Stated goal
Copy out each line of the data that holds the word "text".

======== Data section

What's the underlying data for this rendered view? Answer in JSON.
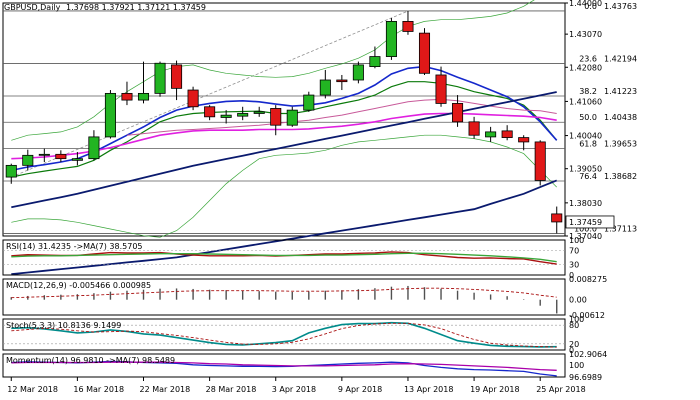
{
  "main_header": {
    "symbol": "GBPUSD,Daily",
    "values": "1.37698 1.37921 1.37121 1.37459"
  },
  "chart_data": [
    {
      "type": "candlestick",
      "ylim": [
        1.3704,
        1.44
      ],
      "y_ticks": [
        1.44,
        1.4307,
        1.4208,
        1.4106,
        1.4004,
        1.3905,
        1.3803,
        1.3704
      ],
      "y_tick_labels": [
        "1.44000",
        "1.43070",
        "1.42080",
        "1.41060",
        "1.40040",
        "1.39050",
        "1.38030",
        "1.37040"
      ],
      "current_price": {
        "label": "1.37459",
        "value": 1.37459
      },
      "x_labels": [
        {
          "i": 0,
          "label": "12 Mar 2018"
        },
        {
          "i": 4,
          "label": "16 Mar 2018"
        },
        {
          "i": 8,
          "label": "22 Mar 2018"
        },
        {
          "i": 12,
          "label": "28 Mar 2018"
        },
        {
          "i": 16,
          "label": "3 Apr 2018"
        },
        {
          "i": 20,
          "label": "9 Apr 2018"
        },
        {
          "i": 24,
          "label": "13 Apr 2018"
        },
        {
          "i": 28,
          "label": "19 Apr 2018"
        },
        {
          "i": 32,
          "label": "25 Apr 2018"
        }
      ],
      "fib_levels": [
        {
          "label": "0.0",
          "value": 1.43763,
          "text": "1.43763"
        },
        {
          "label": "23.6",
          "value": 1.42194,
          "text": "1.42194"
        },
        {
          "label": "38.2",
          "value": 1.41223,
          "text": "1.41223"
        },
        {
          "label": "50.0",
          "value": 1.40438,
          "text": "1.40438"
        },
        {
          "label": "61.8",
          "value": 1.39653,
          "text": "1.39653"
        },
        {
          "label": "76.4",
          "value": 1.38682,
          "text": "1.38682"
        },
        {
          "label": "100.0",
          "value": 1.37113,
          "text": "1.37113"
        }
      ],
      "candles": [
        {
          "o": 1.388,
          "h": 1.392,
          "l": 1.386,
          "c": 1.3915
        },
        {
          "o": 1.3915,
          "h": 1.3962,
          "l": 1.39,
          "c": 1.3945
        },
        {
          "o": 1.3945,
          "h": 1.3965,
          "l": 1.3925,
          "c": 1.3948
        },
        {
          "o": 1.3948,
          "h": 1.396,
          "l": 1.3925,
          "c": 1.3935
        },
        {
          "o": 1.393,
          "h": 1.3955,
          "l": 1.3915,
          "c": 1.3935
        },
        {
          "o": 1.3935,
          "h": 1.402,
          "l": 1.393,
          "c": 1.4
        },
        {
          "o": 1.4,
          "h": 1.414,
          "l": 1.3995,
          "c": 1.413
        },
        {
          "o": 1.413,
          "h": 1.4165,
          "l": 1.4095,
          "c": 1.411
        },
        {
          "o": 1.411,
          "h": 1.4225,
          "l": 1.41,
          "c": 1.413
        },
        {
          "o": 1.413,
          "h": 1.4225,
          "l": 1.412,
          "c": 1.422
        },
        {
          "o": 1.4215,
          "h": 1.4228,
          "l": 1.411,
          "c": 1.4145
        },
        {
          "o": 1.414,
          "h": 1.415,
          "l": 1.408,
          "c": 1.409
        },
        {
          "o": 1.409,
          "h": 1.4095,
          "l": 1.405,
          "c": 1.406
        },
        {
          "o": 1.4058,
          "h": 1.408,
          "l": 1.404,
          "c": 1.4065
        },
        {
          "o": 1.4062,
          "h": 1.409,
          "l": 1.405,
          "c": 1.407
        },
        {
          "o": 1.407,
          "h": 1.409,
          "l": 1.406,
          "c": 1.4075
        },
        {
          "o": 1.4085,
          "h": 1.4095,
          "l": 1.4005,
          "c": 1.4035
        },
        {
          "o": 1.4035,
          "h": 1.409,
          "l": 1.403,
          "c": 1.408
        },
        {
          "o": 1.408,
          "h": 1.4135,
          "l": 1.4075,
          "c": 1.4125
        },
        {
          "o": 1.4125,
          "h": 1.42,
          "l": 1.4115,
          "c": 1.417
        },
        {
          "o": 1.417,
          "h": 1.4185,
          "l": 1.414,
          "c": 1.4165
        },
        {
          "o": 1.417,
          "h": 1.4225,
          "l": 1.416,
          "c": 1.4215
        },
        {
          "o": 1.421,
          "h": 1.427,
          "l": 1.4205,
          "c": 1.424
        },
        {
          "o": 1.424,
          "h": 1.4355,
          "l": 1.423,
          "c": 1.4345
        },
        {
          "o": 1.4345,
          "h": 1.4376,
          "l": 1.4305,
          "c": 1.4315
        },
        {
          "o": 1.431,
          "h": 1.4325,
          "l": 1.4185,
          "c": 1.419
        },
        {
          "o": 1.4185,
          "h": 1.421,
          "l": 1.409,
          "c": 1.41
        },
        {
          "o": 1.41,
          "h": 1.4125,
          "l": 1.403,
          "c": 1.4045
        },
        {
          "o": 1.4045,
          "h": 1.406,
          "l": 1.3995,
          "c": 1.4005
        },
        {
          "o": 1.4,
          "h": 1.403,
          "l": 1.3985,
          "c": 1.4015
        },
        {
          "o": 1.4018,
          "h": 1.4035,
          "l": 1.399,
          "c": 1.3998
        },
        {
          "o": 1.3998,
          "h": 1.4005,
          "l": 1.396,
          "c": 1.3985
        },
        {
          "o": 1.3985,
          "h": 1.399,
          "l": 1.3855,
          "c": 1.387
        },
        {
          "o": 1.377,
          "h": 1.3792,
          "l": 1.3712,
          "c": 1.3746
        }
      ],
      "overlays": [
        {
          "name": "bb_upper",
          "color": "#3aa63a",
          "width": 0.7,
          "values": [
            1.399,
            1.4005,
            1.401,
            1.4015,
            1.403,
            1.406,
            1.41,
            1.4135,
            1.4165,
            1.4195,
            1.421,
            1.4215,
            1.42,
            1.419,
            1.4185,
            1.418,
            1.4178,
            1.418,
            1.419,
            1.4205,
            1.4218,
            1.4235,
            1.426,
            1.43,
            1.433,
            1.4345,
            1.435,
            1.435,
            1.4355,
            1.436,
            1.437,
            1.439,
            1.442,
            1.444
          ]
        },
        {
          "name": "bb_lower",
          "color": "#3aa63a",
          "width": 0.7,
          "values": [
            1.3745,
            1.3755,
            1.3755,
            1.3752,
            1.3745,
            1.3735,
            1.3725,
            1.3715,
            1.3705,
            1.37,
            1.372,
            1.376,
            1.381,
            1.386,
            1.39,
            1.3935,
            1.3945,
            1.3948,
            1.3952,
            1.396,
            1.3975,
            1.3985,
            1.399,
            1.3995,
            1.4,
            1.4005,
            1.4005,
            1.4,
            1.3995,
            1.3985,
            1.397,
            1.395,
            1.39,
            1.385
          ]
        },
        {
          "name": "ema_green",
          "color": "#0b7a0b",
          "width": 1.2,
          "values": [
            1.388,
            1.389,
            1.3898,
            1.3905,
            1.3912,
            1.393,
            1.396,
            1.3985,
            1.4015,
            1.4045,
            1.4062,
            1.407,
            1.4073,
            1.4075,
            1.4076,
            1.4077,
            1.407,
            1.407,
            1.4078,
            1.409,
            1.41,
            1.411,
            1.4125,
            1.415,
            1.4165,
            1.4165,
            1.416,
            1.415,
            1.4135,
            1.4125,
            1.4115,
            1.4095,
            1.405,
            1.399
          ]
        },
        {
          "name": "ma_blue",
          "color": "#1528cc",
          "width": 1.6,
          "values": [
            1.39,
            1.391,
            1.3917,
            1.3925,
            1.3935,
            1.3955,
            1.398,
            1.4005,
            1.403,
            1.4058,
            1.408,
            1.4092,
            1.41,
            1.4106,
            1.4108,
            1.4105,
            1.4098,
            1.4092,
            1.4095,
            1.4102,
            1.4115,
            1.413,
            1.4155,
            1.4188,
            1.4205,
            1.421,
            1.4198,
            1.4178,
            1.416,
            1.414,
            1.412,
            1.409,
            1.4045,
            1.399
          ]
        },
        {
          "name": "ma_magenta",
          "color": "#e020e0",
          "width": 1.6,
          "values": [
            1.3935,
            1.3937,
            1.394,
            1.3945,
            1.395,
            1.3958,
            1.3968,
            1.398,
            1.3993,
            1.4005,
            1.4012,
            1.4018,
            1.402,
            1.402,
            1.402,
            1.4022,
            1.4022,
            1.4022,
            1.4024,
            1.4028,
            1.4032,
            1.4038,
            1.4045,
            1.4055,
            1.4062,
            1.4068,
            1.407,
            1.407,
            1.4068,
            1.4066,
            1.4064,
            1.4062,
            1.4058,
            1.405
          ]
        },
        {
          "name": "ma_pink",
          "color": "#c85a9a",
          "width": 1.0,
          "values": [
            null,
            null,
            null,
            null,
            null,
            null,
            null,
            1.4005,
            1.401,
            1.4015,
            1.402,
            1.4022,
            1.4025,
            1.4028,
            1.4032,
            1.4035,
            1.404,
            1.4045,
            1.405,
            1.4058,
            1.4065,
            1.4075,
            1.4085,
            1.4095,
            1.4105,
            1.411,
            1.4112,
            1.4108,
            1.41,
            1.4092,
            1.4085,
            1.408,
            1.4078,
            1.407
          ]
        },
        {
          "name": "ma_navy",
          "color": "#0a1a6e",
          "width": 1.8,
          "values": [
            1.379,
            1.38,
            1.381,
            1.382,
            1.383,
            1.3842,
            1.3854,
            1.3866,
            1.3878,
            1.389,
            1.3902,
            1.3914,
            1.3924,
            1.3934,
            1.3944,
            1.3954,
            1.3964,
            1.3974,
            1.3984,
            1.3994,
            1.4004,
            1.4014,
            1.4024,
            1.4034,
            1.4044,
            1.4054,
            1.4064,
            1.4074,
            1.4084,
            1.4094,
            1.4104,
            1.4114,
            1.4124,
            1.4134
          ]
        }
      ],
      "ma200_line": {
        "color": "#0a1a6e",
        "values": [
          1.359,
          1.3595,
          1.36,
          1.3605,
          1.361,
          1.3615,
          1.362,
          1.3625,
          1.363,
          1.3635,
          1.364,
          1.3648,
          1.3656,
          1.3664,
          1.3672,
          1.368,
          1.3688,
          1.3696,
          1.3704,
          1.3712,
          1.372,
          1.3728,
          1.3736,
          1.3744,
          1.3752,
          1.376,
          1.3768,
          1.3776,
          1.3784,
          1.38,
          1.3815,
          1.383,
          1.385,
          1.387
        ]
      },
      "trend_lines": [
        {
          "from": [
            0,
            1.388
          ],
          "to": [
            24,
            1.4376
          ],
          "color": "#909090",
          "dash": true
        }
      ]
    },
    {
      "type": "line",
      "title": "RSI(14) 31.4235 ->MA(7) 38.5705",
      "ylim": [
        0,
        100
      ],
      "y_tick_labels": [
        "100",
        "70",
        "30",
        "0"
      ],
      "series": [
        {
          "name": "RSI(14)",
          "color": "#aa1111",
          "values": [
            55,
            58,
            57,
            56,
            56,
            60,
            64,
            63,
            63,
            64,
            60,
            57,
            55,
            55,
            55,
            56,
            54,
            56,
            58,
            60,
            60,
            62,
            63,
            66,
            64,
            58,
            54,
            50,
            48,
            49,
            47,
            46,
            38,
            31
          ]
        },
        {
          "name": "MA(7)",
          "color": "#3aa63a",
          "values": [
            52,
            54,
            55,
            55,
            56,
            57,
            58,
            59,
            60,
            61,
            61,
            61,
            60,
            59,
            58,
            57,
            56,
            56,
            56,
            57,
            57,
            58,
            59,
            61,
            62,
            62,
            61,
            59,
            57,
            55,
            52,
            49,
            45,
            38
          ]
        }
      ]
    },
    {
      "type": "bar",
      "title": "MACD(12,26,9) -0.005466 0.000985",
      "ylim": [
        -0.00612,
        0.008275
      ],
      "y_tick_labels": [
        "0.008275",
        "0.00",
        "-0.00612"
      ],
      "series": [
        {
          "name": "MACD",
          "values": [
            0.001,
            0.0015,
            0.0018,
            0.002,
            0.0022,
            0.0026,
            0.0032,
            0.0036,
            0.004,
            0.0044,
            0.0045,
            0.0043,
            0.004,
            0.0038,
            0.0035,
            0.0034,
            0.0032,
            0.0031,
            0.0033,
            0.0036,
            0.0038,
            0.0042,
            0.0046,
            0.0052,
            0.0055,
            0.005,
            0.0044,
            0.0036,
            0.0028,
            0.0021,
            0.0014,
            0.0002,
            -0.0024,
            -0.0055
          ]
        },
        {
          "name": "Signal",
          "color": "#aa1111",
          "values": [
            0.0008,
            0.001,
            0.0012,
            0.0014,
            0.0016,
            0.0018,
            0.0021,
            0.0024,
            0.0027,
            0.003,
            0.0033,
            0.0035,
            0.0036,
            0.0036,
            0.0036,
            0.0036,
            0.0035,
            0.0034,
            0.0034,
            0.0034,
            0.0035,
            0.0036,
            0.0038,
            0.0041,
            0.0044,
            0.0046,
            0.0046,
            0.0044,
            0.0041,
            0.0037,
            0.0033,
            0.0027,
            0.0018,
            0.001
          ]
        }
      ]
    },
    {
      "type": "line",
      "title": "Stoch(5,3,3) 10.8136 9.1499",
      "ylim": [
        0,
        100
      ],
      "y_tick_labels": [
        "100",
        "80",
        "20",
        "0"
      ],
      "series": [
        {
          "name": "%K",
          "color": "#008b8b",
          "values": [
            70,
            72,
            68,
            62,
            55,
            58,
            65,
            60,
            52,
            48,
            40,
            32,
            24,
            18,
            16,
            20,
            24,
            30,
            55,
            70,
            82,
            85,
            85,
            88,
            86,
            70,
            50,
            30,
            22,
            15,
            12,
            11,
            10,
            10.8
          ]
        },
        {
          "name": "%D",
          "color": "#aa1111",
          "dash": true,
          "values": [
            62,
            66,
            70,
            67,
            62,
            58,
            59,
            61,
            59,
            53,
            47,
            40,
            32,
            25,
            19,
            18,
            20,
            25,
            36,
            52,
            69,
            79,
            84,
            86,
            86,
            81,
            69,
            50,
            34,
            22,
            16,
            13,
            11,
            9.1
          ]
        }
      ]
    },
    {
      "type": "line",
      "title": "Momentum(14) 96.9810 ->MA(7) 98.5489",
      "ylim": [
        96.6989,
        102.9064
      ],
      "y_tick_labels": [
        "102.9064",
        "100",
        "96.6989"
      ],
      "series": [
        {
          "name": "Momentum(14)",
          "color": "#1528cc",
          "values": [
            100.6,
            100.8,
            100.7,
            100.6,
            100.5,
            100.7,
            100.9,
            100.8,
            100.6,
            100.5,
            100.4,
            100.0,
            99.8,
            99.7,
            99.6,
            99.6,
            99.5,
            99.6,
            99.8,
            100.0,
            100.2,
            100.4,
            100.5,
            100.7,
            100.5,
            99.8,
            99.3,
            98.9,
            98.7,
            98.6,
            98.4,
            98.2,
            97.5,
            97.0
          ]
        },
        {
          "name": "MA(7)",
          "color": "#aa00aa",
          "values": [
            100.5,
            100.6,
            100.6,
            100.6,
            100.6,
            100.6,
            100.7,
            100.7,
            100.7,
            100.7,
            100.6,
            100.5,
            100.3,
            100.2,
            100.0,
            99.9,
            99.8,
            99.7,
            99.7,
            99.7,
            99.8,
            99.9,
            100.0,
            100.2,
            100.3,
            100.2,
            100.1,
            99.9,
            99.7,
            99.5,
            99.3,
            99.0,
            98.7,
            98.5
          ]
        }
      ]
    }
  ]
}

================

Answer to this exercise
          "text": "1.43763"
          "text": "1.42194"
          "text": "1.41223"
          "text": "1.40438"
          "text": "1.39653"
          "text": "1.38682"
          "text": "1.37113"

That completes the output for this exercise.